■ **WRITTEN PROBLEM**:
List each line of the data that holds the word "können".

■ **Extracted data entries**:
+---+

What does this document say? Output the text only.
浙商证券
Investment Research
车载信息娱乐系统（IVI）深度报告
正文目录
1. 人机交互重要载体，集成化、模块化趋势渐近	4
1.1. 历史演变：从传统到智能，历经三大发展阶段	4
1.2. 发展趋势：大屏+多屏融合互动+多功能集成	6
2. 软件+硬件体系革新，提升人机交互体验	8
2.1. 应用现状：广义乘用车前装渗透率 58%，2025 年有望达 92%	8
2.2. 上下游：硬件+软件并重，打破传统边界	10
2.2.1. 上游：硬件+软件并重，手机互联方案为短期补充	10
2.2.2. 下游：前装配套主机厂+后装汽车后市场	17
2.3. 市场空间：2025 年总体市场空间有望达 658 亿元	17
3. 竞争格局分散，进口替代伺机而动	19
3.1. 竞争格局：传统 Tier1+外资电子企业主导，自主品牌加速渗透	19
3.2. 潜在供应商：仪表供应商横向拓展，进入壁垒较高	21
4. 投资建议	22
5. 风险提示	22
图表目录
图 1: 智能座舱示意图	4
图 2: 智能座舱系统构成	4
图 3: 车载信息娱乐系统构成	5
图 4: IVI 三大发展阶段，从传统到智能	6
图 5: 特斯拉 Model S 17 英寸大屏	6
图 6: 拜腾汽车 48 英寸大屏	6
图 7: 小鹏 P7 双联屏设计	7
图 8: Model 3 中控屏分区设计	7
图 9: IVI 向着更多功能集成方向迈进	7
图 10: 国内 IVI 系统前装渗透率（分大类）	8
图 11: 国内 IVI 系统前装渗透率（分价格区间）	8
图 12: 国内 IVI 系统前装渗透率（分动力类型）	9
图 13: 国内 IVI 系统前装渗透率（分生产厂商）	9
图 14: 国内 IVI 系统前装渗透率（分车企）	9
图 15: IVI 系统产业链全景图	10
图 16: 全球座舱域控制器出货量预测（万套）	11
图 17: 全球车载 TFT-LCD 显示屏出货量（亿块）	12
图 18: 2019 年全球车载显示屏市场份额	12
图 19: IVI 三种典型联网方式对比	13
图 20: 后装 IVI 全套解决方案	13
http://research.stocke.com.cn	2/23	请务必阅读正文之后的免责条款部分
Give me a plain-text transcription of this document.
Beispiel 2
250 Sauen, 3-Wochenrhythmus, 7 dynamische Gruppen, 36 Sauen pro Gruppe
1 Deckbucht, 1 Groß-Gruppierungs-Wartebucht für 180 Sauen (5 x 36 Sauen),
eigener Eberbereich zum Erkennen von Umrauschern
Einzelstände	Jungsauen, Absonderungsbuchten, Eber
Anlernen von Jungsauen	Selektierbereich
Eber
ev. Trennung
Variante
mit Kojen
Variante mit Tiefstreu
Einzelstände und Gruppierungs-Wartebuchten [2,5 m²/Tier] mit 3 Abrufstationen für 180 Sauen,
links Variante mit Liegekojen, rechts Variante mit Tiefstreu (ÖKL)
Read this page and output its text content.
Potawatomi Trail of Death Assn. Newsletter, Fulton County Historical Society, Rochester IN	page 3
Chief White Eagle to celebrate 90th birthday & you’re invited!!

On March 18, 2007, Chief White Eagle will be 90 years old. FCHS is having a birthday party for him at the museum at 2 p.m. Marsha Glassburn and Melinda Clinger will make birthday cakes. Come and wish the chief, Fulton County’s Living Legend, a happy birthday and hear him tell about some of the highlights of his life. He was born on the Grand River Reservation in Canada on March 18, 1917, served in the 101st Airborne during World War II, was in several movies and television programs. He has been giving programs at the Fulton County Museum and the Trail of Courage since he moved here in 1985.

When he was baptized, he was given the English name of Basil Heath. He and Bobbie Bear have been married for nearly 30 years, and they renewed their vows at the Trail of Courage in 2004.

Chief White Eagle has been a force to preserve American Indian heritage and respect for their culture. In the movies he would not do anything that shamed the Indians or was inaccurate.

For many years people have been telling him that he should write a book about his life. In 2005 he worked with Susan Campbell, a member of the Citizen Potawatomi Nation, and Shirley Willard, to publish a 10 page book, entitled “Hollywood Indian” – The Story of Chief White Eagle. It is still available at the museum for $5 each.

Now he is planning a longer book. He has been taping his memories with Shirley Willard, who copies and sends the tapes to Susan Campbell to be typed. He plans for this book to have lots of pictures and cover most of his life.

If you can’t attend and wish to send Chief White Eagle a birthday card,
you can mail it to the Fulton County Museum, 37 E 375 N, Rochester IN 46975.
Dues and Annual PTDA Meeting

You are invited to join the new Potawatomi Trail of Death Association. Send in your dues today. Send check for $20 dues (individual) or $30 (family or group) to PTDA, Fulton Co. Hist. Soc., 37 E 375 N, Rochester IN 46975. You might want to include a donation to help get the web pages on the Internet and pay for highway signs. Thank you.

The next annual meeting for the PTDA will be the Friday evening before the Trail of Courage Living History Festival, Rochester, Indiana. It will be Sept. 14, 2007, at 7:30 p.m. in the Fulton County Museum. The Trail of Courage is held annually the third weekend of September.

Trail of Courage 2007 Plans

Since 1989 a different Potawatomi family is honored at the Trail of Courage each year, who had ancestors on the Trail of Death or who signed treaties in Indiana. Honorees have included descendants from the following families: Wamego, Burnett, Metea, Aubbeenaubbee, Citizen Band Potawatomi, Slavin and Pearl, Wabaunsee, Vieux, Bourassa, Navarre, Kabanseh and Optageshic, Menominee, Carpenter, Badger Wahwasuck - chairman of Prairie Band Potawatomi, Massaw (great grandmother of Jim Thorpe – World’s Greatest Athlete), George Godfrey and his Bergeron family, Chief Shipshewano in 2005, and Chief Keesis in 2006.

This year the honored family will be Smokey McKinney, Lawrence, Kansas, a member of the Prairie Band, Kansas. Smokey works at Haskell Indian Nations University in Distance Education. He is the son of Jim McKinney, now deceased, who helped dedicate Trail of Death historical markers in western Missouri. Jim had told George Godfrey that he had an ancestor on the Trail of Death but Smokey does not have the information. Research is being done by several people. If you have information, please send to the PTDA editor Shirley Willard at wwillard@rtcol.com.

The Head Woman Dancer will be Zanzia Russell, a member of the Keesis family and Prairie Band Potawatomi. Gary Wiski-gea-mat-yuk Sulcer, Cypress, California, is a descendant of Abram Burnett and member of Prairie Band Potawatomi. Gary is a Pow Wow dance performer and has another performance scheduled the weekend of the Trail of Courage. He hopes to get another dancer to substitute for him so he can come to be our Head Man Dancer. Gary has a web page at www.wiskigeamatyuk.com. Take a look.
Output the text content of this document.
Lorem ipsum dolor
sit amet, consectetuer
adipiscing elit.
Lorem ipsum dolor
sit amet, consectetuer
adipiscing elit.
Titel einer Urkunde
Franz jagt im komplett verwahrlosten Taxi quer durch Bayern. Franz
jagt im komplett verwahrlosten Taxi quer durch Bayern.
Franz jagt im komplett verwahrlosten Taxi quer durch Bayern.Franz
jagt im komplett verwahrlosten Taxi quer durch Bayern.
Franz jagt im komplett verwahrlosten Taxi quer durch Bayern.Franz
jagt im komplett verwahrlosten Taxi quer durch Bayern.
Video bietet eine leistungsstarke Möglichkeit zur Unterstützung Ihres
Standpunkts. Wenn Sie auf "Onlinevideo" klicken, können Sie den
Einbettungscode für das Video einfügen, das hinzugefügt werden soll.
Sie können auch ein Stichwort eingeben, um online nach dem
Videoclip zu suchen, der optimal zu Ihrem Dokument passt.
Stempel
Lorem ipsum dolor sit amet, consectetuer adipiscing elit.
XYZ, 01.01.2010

+---+

■ **CORRECT OUTPUT**:
Standpunkts. Wenn Sie auf "Onlinevideo" klicken, können Sie den
Sie können auch ein Stichwort eingeben, um online nach dem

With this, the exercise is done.